[BEGIN]

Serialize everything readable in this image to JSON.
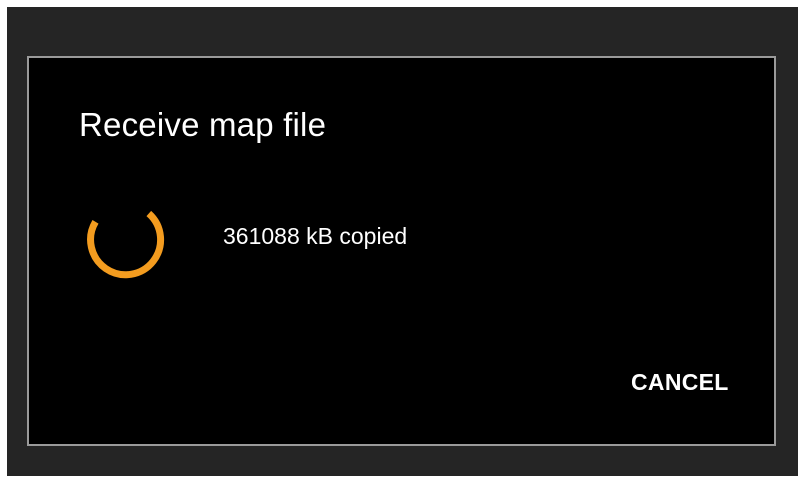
{
  "dialog": {
    "title": "Receive map file",
    "status_text": "361088 kB copied",
    "cancel_label": "CANCEL",
    "spinner_icon": "spinner-icon"
  },
  "colors": {
    "spinner": "#f39c1f",
    "dialog_background": "#000000",
    "dialog_border": "#9a9a9a",
    "screen_background": "#252525",
    "text": "#ffffff"
  }
}
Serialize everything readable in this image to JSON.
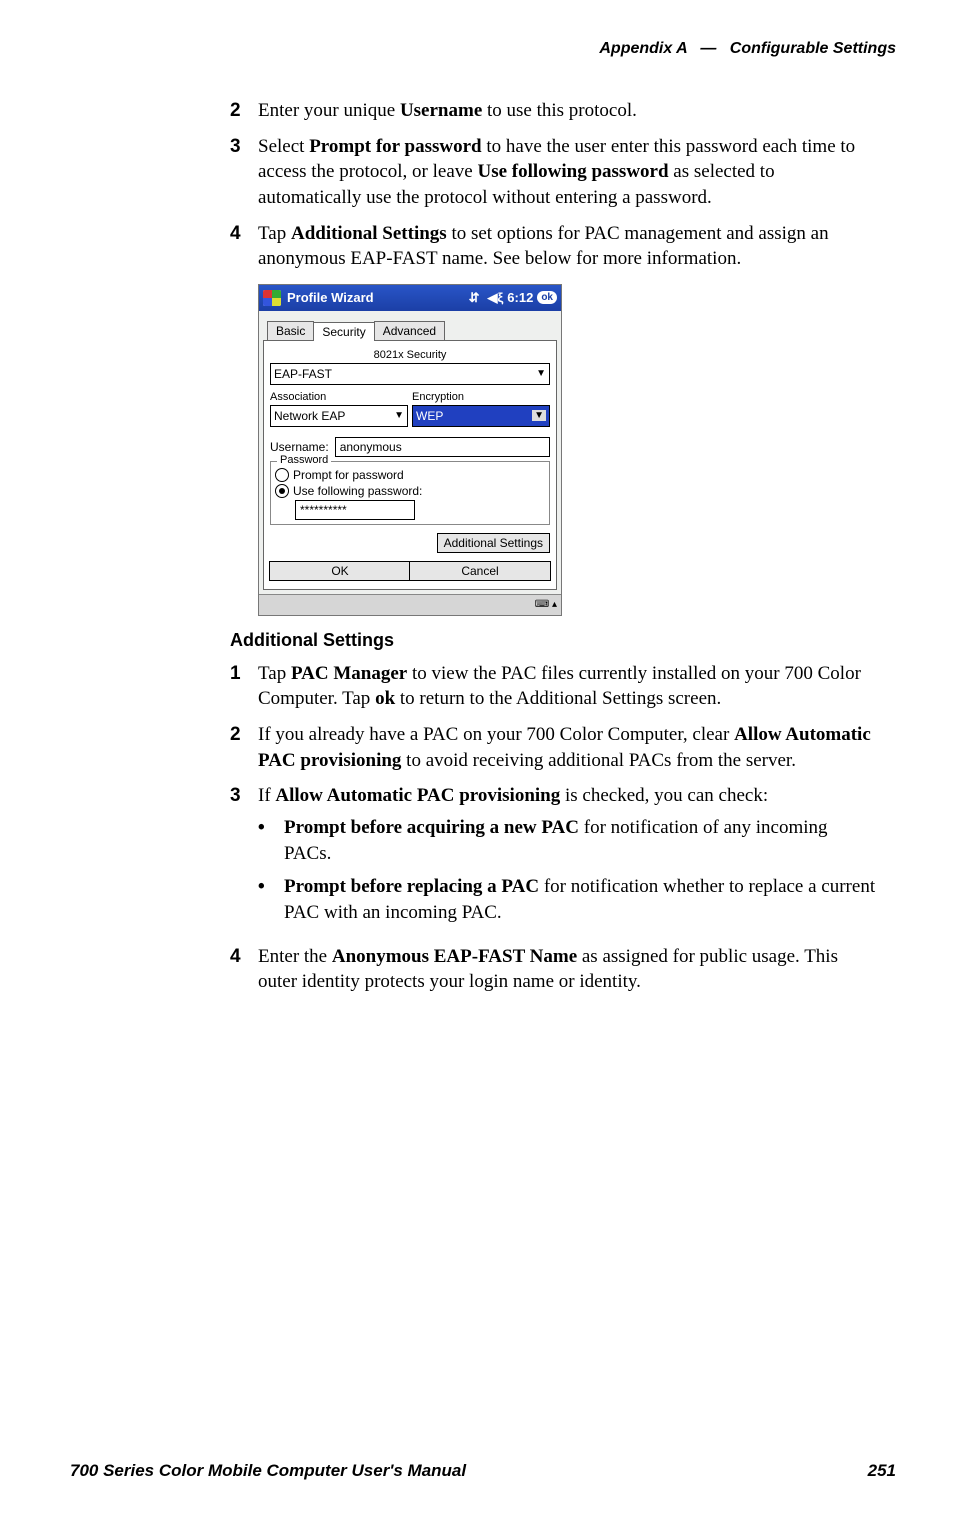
{
  "header": {
    "appendix": "Appendix A",
    "dash": "—",
    "section": "Configurable Settings"
  },
  "steps_top": [
    {
      "num": "2",
      "parts": [
        "Enter your unique ",
        "Username",
        " to use this protocol."
      ]
    },
    {
      "num": "3",
      "parts": [
        "Select ",
        "Prompt for password",
        " to have the user enter this password each time to access the protocol, or leave ",
        "Use following password",
        " as selected to automatically use the protocol without entering a password."
      ]
    },
    {
      "num": "4",
      "parts": [
        "Tap ",
        "Additional Settings",
        " to set options for PAC management and assign an anonymous EAP-FAST name. See below for more information."
      ]
    }
  ],
  "screenshot": {
    "title": "Profile Wizard",
    "time": "6:12",
    "ok": "ok",
    "tabs": {
      "basic": "Basic",
      "security": "Security",
      "advanced": "Advanced"
    },
    "label_8021x": "8021x Security",
    "combo_8021x": "EAP-FAST",
    "label_assoc": "Association",
    "combo_assoc": "Network EAP",
    "label_enc": "Encryption",
    "combo_enc": "WEP",
    "username_label": "Username:",
    "username_value": "anonymous",
    "group_title": "Password",
    "radio_prompt": "Prompt for password",
    "radio_use": "Use following password:",
    "password_value": "**********",
    "btn_additional": "Additional Settings",
    "btn_ok": "OK",
    "btn_cancel": "Cancel"
  },
  "subhead": "Additional Settings",
  "steps_bottom": [
    {
      "num": "1",
      "parts": [
        "Tap ",
        "PAC Manager",
        " to view the PAC files currently installed on your 700 Color Computer. Tap ",
        "ok",
        " to return to the Additional Settings screen."
      ]
    },
    {
      "num": "2",
      "parts": [
        "If you already have a PAC on your 700 Color Computer, clear ",
        "Allow Automatic PAC provisioning",
        " to avoid receiving additional PACs from the server."
      ]
    },
    {
      "num": "3",
      "parts": [
        "If ",
        "Allow Automatic PAC provisioning",
        " is checked, you can check:"
      ]
    },
    {
      "num": "4",
      "parts": [
        "Enter the ",
        "Anonymous EAP-FAST Name",
        " as assigned for public usage. This outer identity protects your login name or identity."
      ]
    }
  ],
  "bullets": [
    {
      "parts": [
        "Prompt before acquiring a new PAC",
        " for notification of any incoming PACs."
      ]
    },
    {
      "parts": [
        "Prompt before replacing a PAC",
        " for notification whether to replace a current PAC with an incoming PAC."
      ]
    }
  ],
  "footer": {
    "left": "700 Series Color Mobile Computer User's Manual",
    "right": "251"
  }
}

[END]

Return every line from the records above that holds the word "time".

        " to have the user enter this password each time to access the protocol, or leave ",
    "time": "6:12",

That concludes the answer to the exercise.